Supplied records »
+ + +

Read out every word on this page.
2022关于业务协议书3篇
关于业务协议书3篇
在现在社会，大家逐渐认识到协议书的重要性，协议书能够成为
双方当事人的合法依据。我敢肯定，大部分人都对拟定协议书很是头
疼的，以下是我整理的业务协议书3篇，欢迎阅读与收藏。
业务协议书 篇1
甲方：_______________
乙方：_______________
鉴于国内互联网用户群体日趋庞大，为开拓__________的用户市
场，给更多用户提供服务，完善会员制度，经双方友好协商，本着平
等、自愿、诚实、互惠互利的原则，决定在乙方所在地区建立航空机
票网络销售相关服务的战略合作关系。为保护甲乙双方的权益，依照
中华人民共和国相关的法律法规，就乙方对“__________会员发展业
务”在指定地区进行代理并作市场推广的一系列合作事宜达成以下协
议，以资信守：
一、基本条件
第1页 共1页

+ + +

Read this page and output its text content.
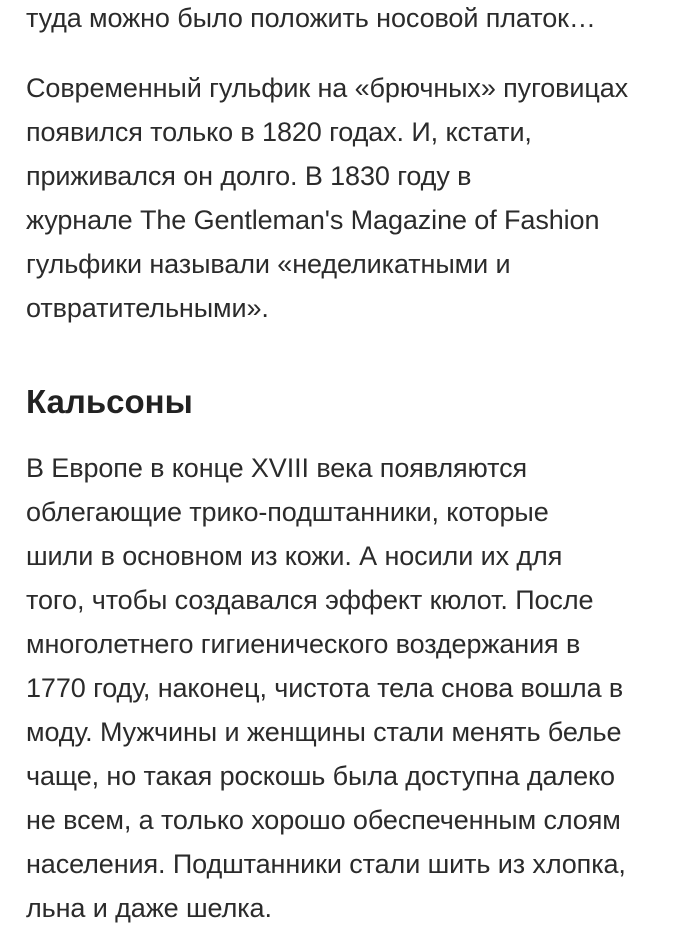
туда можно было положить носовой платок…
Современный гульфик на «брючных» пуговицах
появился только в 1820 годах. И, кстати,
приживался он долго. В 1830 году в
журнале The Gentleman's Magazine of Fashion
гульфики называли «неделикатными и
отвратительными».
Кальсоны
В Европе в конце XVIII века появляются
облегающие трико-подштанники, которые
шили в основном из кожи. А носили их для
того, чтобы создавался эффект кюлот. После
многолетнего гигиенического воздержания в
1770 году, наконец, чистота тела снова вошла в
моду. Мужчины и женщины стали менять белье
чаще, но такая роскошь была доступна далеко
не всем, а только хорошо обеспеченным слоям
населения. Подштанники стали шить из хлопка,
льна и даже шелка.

+ + +

Task statement »
Pick out each line above that includes "page" and show it.

Worked answer »
Read out every word on this page.
Read this page and output its text content.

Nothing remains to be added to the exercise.